• [INFORMATION GIVEN]
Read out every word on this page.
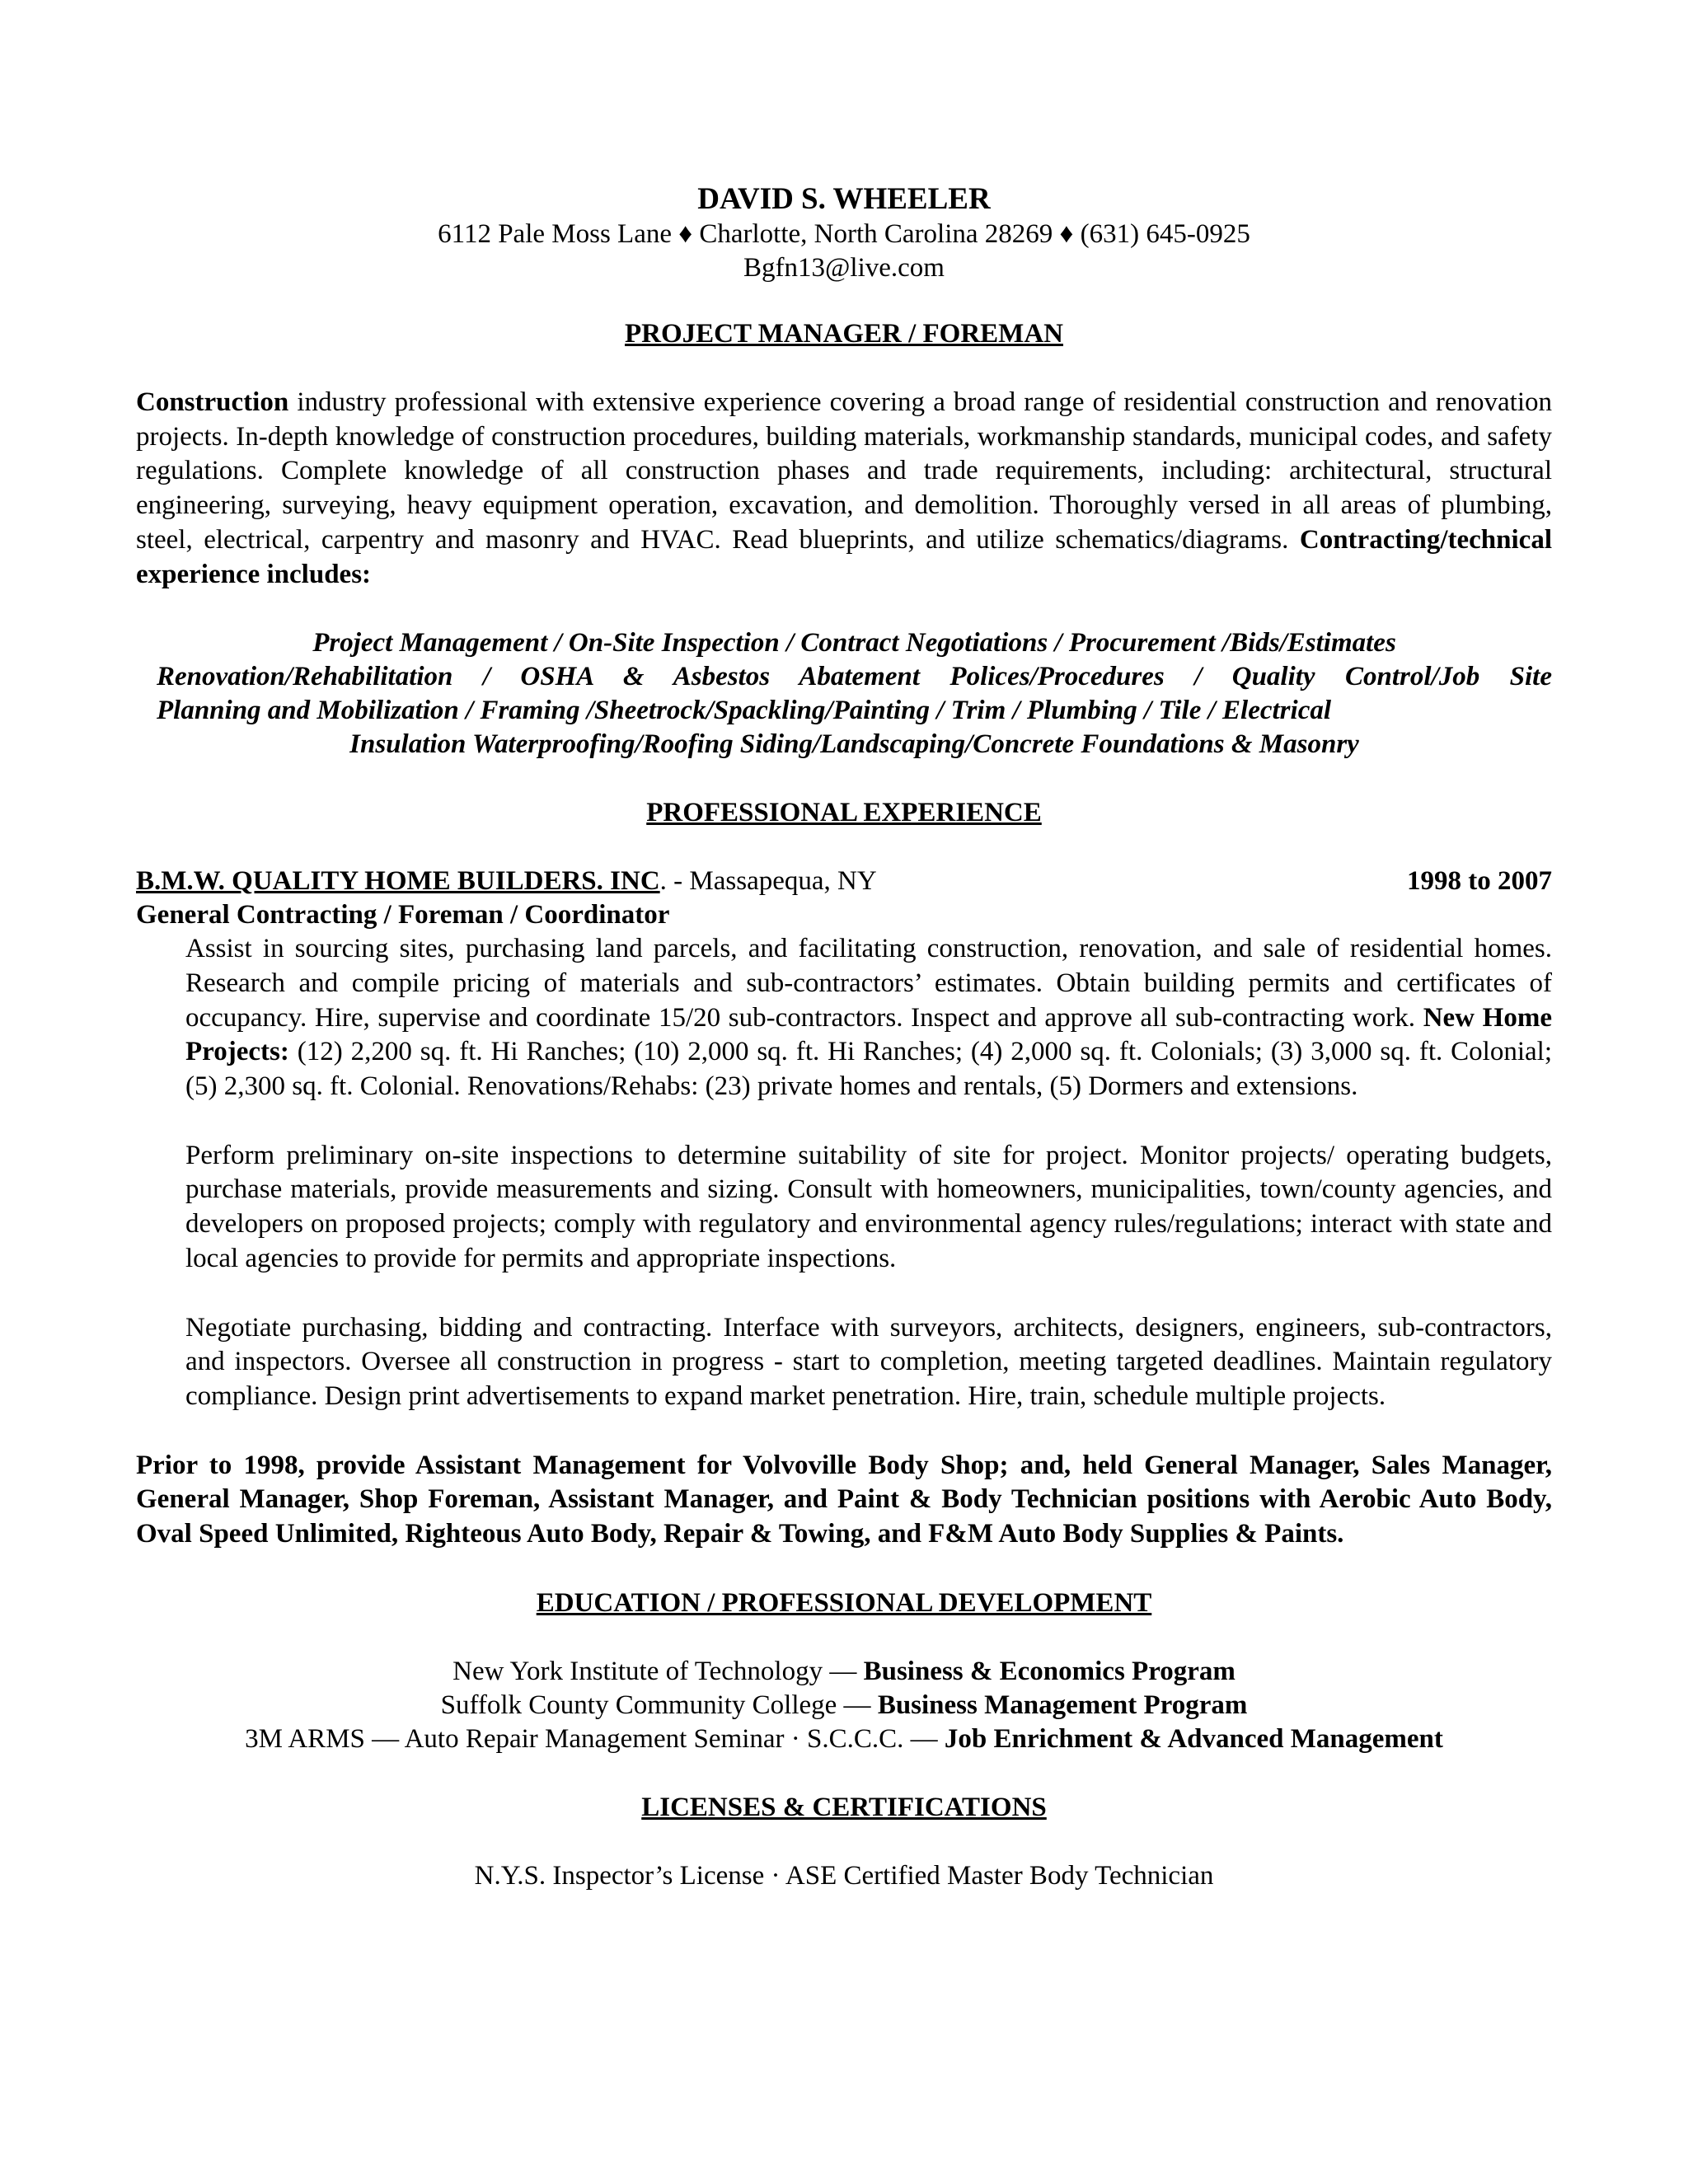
DAVID S. WHEELER

6112 Pale Moss Lane ♦ Charlotte, North Carolina 28269 ♦ (631) 645-0925

Bgfn13@live.com

PROJECT MANAGER / FOREMAN

Construction industry professional with extensive experience covering a broad range of residential construction and renovation projects. In-depth knowledge of construction procedures, building materials, workmanship standards, municipal codes, and safety regulations. Complete knowledge of all construction phases and trade requirements, including: architectural, structural engineering, surveying, heavy equipment operation, excavation, and demolition. Thoroughly versed in all areas of plumbing, steel, electrical, carpentry and masonry and HVAC. Read blueprints, and utilize schematics/diagrams. Contracting/technical experience includes:

Project Management / On-Site Inspection / Contract Negotiations / Procurement /Bids/Estimates
Renovation/Rehabilitation / OSHA & Asbestos Abatement Polices/Procedures / Quality Control/Job Site
Planning and Mobilization / Framing /Sheetrock/Spackling/Painting / Trim / Plumbing / Tile / Electrical
Insulation Waterproofing/Roofing Siding/Landscaping/Concrete Foundations & Masonry

PROFESSIONAL EXPERIENCE

B.M.W. QUALITY HOME BUILDERS. INC. - Massapequa, NY	1998 to 2007

General Contracting / Foreman / Coordinator

Assist in sourcing sites, purchasing land parcels, and facilitating construction, renovation, and sale of residential homes. Research and compile pricing of materials and sub-contractors’ estimates. Obtain building permits and certificates of occupancy. Hire, supervise and coordinate 15/20 sub-contractors. Inspect and approve all sub-contracting work. New Home Projects: (12) 2,200 sq. ft. Hi Ranches; (10) 2,000 sq. ft. Hi Ranches; (4) 2,000 sq. ft. Colonials; (3) 3,000 sq. ft. Colonial; (5) 2,300 sq. ft. Colonial. Renovations/Rehabs: (23) private homes and rentals, (5) Dormers and extensions.

Perform preliminary on-site inspections to determine suitability of site for project. Monitor projects/ operating budgets, purchase materials, provide measurements and sizing. Consult with homeowners, municipalities, town/county agencies, and developers on proposed projects; comply with regulatory and environmental agency rules/regulations; interact with state and local agencies to provide for permits and appropriate inspections.

Negotiate purchasing, bidding and contracting. Interface with surveyors, architects, designers, engineers, sub-contractors, and inspectors. Oversee all construction in progress - start to completion, meeting targeted deadlines. Maintain regulatory compliance. Design print advertisements to expand market penetration. Hire, train, schedule multiple projects.

Prior to 1998, provide Assistant Management for Volvoville Body Shop; and, held General Manager, Sales Manager, General Manager, Shop Foreman, Assistant Manager, and Paint & Body Technician positions with Aerobic Auto Body, Oval Speed Unlimited, Righteous Auto Body, Repair & Towing, and F&M Auto Body Supplies & Paints.

EDUCATION / PROFESSIONAL DEVELOPMENT

New York Institute of Technology — Business & Economics Program

Suffolk County Community College — Business Management Program

3M ARMS — Auto Repair Management Seminar · S.C.C.C. — Job Enrichment & Advanced Management

LICENSES & CERTIFICATIONS

N.Y.S. Inspector’s License · ASE Certified Master Body Technician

• [WHAT THIS TASK INVOLVES] Where a line above contains the string "materials", copy that line.

• [FINAL RESULT]
Construction industry professional with extensive experience covering a broad range of residential construction and renovation projects. In-depth knowledge of construction procedures, building materials, workmanship standards, municipal codes, and safety regulations. Complete knowledge of all construction phases and trade requirements, including: architectural, structural engineering, surveying, heavy equipment operation, excavation, and demolition. Thoroughly versed in all areas of plumbing, steel, electrical, carpentry and masonry and HVAC. Read blueprints, and utilize schematics/diagrams. Contracting/technical experience includes:
Assist in sourcing sites, purchasing land parcels, and facilitating construction, renovation, and sale of residential homes. Research and compile pricing of materials and sub-contractors’ estimates. Obtain building permits and certificates of occupancy. Hire, supervise and coordinate 15/20 sub-contractors. Inspect and approve all sub-contracting work. New Home Projects: (12) 2,200 sq. ft. Hi Ranches; (10) 2,000 sq. ft. Hi Ranches; (4) 2,000 sq. ft. Colonials; (3) 3,000 sq. ft. Colonial; (5) 2,300 sq. ft. Colonial. Renovations/Rehabs: (23) private homes and rentals, (5) Dormers and extensions.
Perform preliminary on-site inspections to determine suitability of site for project. Monitor projects/ operating budgets, purchase materials, provide measurements and sizing. Consult with homeowners, municipalities, town/county agencies, and developers on proposed projects; comply with regulatory and environmental agency rules/regulations; interact with state and local agencies to provide for permits and appropriate inspections.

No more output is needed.